▸ EXERCISE
Extract all lines that hold the string "image".

▸ RECORDS PROVIDED
___

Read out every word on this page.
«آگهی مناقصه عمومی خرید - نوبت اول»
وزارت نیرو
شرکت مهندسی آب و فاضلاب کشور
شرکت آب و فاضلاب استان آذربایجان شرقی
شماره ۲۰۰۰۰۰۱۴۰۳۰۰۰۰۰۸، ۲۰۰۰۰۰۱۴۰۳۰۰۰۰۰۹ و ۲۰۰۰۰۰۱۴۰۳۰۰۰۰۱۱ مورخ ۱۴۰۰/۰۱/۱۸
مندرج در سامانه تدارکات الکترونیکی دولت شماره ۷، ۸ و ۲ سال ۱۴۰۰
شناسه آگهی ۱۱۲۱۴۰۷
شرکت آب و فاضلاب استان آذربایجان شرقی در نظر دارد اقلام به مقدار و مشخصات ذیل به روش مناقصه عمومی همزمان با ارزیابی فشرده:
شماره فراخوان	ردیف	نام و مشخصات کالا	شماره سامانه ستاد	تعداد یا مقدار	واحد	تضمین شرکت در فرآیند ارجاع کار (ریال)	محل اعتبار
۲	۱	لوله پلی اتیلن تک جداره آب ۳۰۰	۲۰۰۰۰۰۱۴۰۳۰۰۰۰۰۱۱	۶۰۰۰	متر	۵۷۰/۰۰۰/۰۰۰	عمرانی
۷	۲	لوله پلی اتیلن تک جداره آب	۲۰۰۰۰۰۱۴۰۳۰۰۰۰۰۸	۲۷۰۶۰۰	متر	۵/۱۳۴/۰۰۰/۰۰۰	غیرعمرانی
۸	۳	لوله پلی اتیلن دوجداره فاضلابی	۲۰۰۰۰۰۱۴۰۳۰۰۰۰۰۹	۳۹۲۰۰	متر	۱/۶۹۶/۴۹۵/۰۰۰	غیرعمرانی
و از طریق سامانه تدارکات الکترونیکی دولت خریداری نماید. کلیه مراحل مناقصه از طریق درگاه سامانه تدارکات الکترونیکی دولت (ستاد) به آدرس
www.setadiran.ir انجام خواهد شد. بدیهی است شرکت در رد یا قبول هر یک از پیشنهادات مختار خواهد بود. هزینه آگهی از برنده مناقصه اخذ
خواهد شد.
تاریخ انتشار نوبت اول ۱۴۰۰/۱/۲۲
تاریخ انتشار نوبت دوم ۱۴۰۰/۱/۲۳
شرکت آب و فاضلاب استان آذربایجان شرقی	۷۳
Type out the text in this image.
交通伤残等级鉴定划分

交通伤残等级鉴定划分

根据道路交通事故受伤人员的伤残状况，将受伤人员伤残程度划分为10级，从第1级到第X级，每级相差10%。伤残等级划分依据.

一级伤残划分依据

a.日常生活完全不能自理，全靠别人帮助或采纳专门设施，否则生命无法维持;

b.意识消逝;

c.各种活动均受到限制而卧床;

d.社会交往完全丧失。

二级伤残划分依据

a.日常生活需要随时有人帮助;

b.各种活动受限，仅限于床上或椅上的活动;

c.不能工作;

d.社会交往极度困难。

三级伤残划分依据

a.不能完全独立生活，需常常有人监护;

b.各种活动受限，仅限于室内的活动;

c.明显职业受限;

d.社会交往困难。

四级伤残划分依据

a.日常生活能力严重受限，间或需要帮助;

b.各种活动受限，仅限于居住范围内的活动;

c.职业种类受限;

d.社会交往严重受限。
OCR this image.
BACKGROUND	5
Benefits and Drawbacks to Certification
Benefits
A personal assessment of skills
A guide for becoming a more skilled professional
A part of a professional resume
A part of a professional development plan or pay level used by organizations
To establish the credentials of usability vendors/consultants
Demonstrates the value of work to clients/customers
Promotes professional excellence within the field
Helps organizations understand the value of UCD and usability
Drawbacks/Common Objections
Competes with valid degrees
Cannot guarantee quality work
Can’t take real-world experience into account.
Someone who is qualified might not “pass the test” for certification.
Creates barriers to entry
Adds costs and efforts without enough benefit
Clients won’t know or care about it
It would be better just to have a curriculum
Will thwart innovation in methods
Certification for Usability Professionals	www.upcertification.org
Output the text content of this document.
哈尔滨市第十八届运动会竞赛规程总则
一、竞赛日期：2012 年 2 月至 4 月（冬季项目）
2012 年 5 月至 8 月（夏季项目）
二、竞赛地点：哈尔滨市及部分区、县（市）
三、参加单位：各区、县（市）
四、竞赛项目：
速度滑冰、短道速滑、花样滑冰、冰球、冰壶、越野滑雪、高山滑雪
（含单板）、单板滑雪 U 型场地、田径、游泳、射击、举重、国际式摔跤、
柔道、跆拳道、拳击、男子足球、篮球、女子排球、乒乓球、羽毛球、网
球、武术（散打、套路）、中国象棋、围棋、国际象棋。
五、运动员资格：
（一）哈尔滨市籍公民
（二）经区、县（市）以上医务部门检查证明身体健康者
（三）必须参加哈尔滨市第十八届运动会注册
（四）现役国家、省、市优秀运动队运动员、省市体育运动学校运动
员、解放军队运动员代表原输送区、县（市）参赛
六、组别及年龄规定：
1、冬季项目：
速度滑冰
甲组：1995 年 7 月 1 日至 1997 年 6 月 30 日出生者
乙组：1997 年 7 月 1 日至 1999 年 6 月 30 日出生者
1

___

▸ SOLUTION
Type out the text in this image.
OCR this image.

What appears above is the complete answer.